__Task description__.
Copy out all lines of the records in which the word "type" appears.

__Input material__.
-- -- --

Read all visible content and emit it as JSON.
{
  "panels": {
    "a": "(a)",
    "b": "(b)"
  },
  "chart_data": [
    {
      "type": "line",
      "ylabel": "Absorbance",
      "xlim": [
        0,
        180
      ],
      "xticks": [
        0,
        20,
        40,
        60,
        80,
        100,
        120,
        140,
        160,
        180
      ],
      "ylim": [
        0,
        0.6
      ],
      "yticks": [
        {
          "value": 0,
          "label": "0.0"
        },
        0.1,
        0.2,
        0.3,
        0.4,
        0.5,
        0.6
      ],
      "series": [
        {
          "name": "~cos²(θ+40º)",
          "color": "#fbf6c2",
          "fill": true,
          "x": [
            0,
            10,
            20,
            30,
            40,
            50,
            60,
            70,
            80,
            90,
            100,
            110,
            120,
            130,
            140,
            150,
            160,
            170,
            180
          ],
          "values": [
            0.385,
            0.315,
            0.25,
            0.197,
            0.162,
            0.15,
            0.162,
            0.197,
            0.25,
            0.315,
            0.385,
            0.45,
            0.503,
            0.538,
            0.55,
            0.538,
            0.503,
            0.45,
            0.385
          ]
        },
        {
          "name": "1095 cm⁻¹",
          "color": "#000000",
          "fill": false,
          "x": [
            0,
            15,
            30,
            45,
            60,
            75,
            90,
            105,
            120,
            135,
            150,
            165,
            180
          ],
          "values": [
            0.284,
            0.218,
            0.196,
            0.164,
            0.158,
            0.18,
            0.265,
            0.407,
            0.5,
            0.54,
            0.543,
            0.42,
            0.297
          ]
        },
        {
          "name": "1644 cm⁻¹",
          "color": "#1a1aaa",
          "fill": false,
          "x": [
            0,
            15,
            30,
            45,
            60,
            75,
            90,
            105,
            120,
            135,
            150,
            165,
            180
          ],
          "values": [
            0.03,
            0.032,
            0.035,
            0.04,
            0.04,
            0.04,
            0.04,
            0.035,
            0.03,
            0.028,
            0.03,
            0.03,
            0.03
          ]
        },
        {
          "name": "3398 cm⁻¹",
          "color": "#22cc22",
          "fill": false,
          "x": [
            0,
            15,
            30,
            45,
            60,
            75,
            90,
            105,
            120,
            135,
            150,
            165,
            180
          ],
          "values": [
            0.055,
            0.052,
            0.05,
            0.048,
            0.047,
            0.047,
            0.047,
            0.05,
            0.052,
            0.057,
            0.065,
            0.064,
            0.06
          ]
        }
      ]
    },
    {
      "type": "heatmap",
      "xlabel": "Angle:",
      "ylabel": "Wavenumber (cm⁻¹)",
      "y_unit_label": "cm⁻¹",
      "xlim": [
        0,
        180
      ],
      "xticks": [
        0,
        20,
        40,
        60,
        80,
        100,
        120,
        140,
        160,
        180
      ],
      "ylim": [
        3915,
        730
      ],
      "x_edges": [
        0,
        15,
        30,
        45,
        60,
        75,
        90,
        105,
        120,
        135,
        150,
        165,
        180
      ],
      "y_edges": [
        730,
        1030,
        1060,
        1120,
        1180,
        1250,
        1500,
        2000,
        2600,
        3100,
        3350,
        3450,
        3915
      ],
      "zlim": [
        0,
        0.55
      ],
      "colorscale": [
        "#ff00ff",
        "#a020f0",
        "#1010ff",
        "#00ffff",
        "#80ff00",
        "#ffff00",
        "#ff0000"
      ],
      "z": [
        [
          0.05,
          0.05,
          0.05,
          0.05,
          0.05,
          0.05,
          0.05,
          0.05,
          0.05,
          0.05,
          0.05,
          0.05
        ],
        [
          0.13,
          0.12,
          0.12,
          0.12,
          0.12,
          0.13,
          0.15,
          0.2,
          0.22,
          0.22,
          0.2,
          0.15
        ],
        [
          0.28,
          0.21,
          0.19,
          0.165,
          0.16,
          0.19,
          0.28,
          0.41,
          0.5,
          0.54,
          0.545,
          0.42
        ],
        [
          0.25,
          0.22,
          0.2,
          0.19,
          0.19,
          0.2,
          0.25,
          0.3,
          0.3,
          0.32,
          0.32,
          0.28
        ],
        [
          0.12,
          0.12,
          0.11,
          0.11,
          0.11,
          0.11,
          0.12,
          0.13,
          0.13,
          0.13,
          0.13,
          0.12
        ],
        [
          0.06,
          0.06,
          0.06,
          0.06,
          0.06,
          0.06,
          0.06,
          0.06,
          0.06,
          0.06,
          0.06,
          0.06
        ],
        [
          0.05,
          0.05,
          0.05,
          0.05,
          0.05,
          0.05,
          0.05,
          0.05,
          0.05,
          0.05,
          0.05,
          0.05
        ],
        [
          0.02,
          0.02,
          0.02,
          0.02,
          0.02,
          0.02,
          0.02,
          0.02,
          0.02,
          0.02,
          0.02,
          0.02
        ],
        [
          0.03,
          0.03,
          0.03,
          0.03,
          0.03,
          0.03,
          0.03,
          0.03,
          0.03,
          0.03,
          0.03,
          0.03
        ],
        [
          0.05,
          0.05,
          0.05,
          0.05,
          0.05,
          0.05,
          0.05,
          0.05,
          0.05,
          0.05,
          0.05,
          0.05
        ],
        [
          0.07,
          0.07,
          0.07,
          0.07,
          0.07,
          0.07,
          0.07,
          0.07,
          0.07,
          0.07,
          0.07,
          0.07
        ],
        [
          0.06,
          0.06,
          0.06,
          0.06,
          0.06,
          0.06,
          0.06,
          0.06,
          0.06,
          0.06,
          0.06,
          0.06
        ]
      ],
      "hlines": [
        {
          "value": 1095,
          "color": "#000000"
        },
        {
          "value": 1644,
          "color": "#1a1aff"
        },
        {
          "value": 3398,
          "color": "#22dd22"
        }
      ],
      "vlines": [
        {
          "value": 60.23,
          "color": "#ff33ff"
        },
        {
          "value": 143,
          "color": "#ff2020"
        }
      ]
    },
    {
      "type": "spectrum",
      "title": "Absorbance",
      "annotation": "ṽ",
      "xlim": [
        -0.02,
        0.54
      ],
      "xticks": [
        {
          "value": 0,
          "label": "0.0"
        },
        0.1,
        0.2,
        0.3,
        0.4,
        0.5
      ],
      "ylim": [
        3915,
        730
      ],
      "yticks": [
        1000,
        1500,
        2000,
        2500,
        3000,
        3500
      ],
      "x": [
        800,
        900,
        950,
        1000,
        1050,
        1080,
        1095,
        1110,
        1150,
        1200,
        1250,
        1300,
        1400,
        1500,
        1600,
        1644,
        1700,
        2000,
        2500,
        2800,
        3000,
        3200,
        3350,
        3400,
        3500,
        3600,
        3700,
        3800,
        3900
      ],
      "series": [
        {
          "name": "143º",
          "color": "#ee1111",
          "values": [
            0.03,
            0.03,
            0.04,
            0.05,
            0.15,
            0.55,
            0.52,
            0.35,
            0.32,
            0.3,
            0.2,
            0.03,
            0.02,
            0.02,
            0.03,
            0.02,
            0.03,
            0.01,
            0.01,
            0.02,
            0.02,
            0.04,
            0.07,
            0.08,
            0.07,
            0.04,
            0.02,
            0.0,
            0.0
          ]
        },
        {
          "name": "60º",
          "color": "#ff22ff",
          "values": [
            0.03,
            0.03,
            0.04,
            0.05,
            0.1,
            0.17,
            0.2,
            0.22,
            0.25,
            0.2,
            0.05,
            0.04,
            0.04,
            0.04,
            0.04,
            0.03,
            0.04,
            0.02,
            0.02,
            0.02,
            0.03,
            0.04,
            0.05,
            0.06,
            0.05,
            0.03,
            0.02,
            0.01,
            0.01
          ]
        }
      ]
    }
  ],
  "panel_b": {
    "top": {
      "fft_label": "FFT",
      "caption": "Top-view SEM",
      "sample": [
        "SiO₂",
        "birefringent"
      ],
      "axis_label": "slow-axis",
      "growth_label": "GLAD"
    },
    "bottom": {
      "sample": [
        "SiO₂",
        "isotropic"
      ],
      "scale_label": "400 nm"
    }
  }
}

-- -- --

__Output of the task__.
      "type": "line",
      "type": "heatmap",
      "type": "spectrum",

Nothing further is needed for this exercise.